● Given problem
Scan the data for lines with "title" and report the count by itself.

● Input material
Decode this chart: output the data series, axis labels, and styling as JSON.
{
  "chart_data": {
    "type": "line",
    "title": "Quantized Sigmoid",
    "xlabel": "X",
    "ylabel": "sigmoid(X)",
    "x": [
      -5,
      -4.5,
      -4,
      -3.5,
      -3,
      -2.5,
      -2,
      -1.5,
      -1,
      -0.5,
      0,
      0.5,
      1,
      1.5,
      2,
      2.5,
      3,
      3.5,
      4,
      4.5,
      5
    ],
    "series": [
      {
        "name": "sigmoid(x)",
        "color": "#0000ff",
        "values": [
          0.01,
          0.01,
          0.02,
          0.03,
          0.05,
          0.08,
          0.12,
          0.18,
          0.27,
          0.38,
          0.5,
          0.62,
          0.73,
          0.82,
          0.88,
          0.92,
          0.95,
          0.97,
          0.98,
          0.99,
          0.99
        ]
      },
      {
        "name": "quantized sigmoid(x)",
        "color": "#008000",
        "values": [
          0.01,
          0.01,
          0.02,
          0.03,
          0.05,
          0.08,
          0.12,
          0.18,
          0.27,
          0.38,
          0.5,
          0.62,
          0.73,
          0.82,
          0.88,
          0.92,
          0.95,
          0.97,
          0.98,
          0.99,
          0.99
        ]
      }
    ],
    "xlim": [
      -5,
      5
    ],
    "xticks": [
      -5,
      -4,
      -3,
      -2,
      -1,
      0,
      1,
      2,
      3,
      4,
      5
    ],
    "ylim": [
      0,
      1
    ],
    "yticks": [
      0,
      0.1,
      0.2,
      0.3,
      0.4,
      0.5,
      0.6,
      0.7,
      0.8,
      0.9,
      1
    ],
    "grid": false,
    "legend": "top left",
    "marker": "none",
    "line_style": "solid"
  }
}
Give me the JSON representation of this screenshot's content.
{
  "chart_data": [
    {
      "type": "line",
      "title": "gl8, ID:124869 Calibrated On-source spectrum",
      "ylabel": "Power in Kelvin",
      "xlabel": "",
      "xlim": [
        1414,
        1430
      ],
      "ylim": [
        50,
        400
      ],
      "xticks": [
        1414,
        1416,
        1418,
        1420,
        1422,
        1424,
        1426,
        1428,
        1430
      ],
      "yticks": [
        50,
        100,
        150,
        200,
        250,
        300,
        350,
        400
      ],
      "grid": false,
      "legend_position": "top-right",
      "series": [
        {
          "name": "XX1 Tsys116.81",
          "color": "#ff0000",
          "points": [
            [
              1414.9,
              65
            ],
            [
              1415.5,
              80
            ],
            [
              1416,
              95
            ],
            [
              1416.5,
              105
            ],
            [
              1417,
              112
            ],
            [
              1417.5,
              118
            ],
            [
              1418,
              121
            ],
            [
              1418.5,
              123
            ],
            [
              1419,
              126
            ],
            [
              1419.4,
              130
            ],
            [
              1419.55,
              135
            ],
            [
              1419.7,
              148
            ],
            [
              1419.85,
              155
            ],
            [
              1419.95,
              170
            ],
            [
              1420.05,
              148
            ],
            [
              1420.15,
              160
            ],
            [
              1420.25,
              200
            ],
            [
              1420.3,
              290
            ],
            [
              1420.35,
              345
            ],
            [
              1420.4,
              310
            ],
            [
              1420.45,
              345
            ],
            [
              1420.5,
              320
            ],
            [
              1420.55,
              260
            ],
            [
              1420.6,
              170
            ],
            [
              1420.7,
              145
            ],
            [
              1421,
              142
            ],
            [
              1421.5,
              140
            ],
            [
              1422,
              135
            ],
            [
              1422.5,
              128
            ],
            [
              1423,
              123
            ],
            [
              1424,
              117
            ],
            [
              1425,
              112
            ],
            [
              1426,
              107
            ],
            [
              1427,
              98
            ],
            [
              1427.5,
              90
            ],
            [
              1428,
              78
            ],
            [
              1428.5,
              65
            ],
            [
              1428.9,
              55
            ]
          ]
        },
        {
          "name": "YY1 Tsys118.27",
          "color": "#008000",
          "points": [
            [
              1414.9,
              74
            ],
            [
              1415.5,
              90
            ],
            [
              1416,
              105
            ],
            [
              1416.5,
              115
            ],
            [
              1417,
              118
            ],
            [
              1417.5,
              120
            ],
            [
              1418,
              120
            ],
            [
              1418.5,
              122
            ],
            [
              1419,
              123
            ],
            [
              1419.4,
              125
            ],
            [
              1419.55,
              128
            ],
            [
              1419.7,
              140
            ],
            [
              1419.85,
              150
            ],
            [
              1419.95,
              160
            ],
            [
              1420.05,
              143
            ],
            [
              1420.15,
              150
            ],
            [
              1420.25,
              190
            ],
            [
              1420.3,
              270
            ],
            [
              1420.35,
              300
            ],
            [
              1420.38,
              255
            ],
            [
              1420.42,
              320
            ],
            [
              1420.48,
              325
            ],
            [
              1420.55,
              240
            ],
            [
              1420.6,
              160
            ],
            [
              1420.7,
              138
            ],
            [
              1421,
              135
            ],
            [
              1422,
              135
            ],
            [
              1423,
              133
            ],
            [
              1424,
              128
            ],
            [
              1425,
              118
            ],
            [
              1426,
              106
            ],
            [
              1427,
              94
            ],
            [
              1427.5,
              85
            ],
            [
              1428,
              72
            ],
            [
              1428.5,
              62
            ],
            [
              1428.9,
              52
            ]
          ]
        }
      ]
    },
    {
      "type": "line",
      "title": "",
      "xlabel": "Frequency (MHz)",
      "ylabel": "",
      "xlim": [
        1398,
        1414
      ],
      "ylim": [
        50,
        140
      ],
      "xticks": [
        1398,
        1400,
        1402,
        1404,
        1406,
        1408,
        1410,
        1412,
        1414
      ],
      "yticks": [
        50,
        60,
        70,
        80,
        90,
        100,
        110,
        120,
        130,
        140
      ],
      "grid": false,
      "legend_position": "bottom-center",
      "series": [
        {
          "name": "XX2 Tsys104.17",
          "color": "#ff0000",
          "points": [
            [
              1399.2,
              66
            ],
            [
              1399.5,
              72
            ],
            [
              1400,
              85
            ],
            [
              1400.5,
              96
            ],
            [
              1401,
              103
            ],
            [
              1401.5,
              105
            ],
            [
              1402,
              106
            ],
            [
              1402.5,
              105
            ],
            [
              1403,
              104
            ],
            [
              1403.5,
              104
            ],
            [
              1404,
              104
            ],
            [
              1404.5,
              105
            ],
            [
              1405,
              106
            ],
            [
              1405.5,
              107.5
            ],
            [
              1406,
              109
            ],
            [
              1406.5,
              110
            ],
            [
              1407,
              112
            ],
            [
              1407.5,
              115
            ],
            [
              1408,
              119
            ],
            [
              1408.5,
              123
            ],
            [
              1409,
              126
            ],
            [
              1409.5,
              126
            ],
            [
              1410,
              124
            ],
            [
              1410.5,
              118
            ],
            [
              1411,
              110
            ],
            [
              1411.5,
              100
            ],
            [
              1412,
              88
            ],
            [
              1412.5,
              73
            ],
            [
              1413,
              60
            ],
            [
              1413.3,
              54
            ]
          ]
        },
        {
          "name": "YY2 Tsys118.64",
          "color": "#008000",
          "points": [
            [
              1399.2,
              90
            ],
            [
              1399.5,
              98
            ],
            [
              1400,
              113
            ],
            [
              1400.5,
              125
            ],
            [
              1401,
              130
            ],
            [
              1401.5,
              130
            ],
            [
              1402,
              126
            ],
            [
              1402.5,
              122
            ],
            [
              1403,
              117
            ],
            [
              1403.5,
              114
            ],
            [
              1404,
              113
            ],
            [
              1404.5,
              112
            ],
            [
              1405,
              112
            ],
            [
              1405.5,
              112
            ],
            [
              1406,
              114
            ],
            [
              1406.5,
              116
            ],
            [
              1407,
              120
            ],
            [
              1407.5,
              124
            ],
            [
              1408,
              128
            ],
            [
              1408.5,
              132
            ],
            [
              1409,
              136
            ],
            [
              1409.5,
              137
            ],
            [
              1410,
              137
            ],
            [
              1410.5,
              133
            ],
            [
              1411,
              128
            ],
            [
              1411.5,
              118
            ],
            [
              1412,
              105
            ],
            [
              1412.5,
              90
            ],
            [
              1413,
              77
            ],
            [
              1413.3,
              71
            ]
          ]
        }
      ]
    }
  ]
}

● Full output
3